» **Page extract**
# A Natural Language Processing Approach to Identify Negative Patient Descriptors in Electronic Health Records for Maternal Care

**Authors:** Azade Tabaie, Angela D. Thomas, Emily K. Mutondo, Allan Fong

PMC · DOI: 10.1055/a-2703-7227 · Applied Clinical Informatics · 2025-10-28

## TL;DR

This study uses NLP to find negative language in medical notes about Black mothers, showing biased documentation may contribute to maternal harm.

## Contribution

A novel NLP method identifies negative patient descriptors in EHRs and links them to demographic disparities in maternal care.

## Key findings

- 719 notes with negative descriptors were found, disproportionately linked to Black patients.
- Negative descriptors were more common in younger patients and those with public insurance.
- Black patients had higher odds of being labeled with negative descriptors despite fewer overall cases.

## Abstract

Maternal harm, especially for Black women, is a significant health care issue. Unstructured clinical notes in electronic health records (EHRs) may reveal unsafe maternal care. Prior studies using natural language processing (NLP) have shown that tone and sentiment in notes contribute to preventable safety events.

» **What is expected**
According to the study summary, how many notes with negative patient descriptors were found?

» **Provided material**
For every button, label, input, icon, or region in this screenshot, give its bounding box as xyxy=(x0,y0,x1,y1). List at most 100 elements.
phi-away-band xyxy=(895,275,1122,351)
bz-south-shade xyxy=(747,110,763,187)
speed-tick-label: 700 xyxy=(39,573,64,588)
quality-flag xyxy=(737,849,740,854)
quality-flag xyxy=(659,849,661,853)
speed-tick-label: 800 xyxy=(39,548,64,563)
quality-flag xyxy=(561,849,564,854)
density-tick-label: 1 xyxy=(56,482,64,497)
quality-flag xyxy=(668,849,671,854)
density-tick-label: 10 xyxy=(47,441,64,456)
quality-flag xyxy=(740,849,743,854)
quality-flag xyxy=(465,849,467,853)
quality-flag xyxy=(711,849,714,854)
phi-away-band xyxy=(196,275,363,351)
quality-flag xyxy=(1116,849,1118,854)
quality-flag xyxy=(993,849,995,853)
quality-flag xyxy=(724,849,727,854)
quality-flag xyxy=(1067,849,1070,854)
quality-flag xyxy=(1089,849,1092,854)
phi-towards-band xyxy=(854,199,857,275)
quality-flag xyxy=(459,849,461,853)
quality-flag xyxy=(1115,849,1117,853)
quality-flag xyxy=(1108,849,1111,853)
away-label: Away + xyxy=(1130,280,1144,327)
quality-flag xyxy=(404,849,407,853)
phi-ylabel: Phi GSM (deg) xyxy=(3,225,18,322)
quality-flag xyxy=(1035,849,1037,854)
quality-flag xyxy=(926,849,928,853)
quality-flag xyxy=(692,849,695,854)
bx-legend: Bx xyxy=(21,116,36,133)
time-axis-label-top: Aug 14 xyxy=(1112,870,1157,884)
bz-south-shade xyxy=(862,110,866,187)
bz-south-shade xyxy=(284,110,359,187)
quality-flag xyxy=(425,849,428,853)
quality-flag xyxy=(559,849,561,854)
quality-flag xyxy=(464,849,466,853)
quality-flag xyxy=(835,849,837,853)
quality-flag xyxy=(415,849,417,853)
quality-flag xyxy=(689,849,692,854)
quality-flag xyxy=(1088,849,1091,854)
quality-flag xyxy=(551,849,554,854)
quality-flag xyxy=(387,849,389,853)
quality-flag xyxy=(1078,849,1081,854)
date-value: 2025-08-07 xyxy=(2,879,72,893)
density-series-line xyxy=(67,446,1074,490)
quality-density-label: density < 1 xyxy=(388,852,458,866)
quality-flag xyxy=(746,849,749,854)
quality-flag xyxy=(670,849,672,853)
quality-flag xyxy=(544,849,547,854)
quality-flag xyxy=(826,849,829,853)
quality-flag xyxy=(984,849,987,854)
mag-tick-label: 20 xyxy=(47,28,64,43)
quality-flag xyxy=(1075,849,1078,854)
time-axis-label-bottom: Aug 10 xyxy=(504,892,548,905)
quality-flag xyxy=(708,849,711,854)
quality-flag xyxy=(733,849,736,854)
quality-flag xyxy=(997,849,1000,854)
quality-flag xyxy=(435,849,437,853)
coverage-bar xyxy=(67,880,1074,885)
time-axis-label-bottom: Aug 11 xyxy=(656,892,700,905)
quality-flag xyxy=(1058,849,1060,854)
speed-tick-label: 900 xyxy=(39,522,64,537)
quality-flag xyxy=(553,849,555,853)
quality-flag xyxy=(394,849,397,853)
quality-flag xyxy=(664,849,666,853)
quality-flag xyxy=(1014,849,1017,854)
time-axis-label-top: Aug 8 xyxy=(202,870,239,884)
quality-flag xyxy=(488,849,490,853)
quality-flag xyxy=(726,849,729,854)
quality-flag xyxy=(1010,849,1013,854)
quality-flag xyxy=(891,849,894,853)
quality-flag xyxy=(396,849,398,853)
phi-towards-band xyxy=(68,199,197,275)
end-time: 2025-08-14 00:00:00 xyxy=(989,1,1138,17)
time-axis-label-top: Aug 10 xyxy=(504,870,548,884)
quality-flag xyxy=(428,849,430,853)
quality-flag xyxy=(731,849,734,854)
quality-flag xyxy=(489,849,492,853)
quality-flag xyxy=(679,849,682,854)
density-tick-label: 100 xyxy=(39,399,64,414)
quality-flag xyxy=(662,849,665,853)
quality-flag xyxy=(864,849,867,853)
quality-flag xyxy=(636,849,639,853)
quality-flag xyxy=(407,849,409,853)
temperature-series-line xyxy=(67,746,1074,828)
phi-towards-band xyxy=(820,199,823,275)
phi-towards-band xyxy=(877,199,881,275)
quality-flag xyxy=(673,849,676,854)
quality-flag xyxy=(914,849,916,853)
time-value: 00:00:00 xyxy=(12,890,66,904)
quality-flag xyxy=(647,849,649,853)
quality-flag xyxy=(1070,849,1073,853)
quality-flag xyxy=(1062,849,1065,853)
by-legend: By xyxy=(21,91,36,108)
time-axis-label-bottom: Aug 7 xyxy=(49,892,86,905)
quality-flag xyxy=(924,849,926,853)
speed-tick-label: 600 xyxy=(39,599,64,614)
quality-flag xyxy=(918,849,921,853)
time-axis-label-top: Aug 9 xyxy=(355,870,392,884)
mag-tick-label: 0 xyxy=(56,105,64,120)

» **Task answer**
719 notes